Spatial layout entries
## BEGIN

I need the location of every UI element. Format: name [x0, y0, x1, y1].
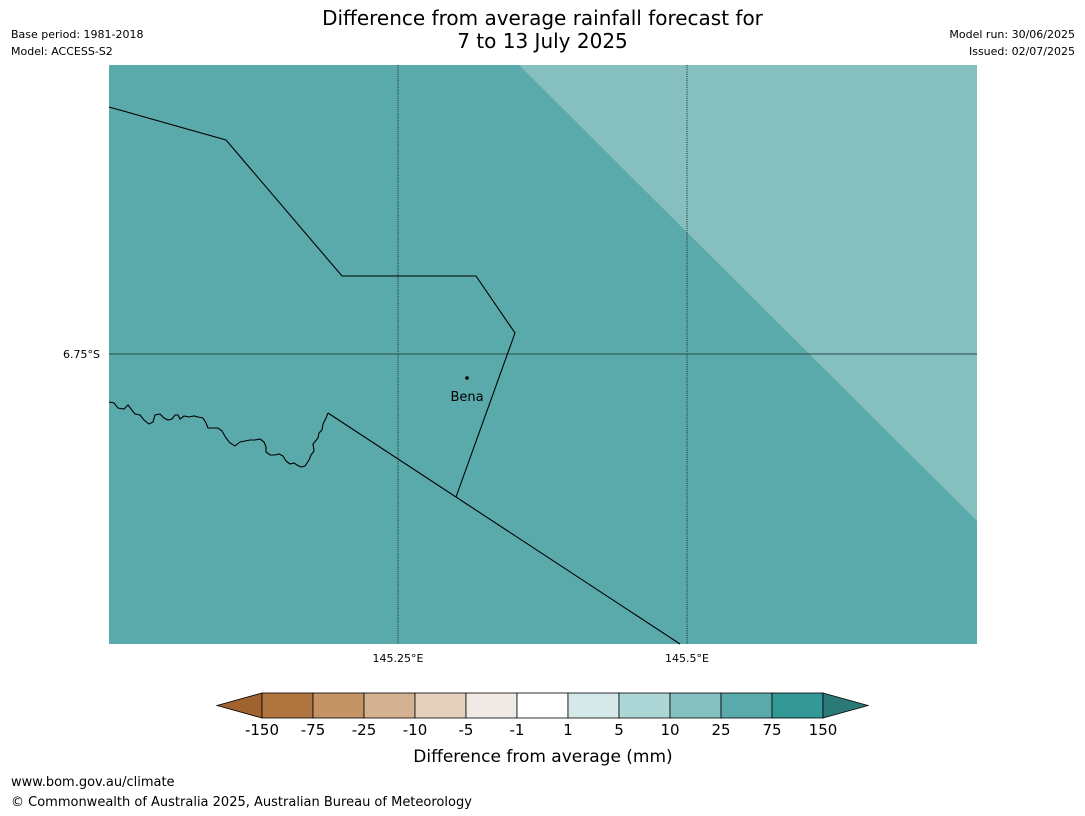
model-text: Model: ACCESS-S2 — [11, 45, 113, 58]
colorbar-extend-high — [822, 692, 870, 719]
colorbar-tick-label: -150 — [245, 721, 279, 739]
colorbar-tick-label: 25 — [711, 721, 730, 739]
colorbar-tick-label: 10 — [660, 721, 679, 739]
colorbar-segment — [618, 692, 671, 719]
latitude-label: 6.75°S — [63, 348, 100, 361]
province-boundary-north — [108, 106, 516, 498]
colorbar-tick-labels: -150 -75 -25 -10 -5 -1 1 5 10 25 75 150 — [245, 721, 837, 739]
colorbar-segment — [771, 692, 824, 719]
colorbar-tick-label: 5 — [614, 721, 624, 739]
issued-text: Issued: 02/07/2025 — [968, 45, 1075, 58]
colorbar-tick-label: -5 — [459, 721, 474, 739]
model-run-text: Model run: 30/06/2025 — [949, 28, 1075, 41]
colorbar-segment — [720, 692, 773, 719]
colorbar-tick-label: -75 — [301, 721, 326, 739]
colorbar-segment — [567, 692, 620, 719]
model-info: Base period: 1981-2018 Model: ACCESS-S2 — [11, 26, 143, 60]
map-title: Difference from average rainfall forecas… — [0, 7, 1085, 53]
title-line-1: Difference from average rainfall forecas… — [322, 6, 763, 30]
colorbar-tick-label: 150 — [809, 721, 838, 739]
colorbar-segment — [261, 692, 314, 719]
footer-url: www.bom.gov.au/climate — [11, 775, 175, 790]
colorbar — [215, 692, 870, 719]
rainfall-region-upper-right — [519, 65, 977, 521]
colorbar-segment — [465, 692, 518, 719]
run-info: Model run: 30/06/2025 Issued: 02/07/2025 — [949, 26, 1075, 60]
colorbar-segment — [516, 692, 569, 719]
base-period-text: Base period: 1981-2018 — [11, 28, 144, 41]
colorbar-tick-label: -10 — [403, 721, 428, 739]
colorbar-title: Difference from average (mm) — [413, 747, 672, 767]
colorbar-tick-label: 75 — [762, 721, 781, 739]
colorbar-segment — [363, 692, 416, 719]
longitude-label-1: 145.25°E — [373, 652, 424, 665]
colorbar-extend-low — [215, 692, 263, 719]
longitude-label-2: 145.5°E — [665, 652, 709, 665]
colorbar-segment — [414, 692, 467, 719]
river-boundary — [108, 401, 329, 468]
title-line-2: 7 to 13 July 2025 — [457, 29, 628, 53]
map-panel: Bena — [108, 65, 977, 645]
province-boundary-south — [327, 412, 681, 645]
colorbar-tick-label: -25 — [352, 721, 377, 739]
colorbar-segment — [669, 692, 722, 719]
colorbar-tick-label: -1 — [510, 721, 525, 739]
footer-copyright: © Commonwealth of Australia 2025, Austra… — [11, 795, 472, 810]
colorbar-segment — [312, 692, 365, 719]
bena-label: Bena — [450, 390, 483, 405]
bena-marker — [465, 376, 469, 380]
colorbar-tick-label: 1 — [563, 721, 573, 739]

## END

Objective:
Rename every "colorbar-segment" in the rows above to "scale-segment" and keep everything else the same. Omit the pictures from your answer.

The output:
I need the location of every UI element. Format: name [x0, y0, x1, y1].
model-text: Model: ACCESS-S2 — [11, 45, 113, 58]
colorbar-extend-high — [822, 692, 870, 719]
colorbar-tick-label: -150 — [245, 721, 279, 739]
colorbar-tick-label: 25 — [711, 721, 730, 739]
colorbar-tick-label: 10 — [660, 721, 679, 739]
scale-segment — [618, 692, 671, 719]
latitude-label: 6.75°S — [63, 348, 100, 361]
province-boundary-north — [108, 106, 516, 498]
colorbar-tick-labels: -150 -75 -25 -10 -5 -1 1 5 10 25 75 150 — [245, 721, 837, 739]
scale-segment — [771, 692, 824, 719]
colorbar-tick-label: 5 — [614, 721, 624, 739]
issued-text: Issued: 02/07/2025 — [968, 45, 1075, 58]
colorbar-tick-label: -5 — [459, 721, 474, 739]
model-run-text: Model run: 30/06/2025 — [949, 28, 1075, 41]
scale-segment — [720, 692, 773, 719]
colorbar-tick-label: -75 — [301, 721, 326, 739]
scale-segment — [567, 692, 620, 719]
model-info: Base period: 1981-2018 Model: ACCESS-S2 — [11, 26, 143, 60]
map-title: Difference from average rainfall forecas… — [0, 7, 1085, 53]
title-line-1: Difference from average rainfall forecas… — [322, 6, 763, 30]
colorbar-tick-label: 150 — [809, 721, 838, 739]
scale-segment — [261, 692, 314, 719]
footer-url: www.bom.gov.au/climate — [11, 775, 175, 790]
colorbar — [215, 692, 870, 719]
rainfall-region-upper-right — [519, 65, 977, 521]
scale-segment — [465, 692, 518, 719]
run-info: Model run: 30/06/2025 Issued: 02/07/2025 — [949, 26, 1075, 60]
scale-segment — [516, 692, 569, 719]
base-period-text: Base period: 1981-2018 — [11, 28, 144, 41]
colorbar-tick-label: -10 — [403, 721, 428, 739]
colorbar-title: Difference from average (mm) — [413, 747, 672, 767]
colorbar-tick-label: 75 — [762, 721, 781, 739]
scale-segment — [363, 692, 416, 719]
longitude-label-1: 145.25°E — [373, 652, 424, 665]
colorbar-extend-low — [215, 692, 263, 719]
longitude-label-2: 145.5°E — [665, 652, 709, 665]
scale-segment — [414, 692, 467, 719]
river-boundary — [108, 401, 329, 468]
title-line-2: 7 to 13 July 2025 — [457, 29, 628, 53]
map-panel: Bena — [108, 65, 977, 645]
province-boundary-south — [327, 412, 681, 645]
colorbar-tick-label: -25 — [352, 721, 377, 739]
scale-segment — [669, 692, 722, 719]
colorbar-tick-label: -1 — [510, 721, 525, 739]
footer-copyright: © Commonwealth of Australia 2025, Austra… — [11, 795, 472, 810]
scale-segment — [312, 692, 365, 719]
bena-label: Bena — [450, 390, 483, 405]
bena-marker — [465, 376, 469, 380]
colorbar-tick-label: 1 — [563, 721, 573, 739]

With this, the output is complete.